Report, word for word, every line of the material that contains "يشعر".

-- Start RECORDS FOR THE EXERCISE --

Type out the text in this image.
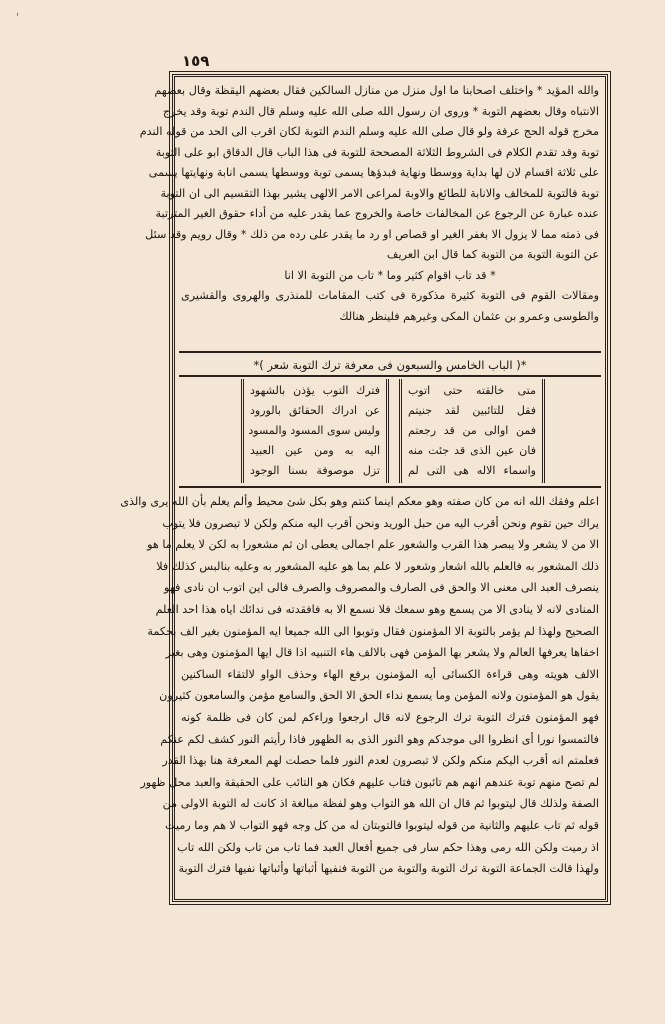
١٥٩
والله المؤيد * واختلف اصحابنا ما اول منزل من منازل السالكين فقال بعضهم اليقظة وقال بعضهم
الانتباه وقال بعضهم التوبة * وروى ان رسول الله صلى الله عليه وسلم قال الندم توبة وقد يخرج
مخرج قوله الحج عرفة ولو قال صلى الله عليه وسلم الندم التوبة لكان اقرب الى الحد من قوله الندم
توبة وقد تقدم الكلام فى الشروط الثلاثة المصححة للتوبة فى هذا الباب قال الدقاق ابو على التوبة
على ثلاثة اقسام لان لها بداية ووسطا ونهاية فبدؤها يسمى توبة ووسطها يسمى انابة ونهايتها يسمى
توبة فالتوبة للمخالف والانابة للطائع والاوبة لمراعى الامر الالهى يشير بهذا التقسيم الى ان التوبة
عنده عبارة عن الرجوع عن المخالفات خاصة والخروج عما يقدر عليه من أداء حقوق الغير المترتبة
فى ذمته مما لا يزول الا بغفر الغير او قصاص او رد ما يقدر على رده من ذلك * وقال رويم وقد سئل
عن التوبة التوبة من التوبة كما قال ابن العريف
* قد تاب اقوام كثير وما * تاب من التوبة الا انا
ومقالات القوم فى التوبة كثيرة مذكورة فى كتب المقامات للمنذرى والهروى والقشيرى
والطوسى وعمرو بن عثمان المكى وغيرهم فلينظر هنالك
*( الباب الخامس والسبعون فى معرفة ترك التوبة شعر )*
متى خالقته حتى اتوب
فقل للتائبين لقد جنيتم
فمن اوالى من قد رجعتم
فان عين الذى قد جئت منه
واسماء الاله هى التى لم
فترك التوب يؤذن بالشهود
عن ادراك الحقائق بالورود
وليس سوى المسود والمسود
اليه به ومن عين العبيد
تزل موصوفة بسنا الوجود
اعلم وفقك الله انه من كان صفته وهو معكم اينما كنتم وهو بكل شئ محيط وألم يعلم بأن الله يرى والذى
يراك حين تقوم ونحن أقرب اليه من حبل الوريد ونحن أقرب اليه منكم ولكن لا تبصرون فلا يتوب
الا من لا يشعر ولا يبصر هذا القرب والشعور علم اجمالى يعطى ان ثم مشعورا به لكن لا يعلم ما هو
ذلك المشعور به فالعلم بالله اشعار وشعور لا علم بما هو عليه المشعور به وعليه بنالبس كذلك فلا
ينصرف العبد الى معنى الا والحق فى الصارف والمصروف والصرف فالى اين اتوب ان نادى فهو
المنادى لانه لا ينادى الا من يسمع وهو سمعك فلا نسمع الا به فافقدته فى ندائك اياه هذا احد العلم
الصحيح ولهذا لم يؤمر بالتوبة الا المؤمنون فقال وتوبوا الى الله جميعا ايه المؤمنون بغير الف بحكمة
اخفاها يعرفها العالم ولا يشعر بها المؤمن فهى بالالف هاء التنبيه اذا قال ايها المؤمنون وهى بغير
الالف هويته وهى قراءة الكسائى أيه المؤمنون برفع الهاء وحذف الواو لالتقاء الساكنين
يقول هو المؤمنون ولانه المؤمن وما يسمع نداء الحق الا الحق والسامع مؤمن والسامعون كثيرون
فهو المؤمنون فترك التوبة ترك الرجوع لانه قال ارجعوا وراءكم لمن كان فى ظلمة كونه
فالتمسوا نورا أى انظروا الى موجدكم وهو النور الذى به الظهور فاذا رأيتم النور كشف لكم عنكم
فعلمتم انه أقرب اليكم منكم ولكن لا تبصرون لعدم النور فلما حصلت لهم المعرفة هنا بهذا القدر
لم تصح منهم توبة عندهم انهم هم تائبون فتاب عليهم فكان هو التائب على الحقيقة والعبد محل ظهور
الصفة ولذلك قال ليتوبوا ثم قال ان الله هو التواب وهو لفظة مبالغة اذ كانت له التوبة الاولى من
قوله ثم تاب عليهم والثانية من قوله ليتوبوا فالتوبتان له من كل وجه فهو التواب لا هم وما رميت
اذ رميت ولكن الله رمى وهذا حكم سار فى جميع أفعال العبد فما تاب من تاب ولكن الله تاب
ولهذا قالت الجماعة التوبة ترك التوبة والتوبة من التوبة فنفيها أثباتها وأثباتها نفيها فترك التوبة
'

-- End RECORDS FOR THE EXERCISE --

> ANSWER TO THE TASK
الا من لا يشعر ولا يبصر هذا القرب والشعور علم اجمالى يعطى ان ثم مشعورا به لكن لا يعلم ما هو
اخفاها يعرفها العالم ولا يشعر بها المؤمن فهى بالالف هاء التنبيه اذا قال ايها المؤمنون وهى بغير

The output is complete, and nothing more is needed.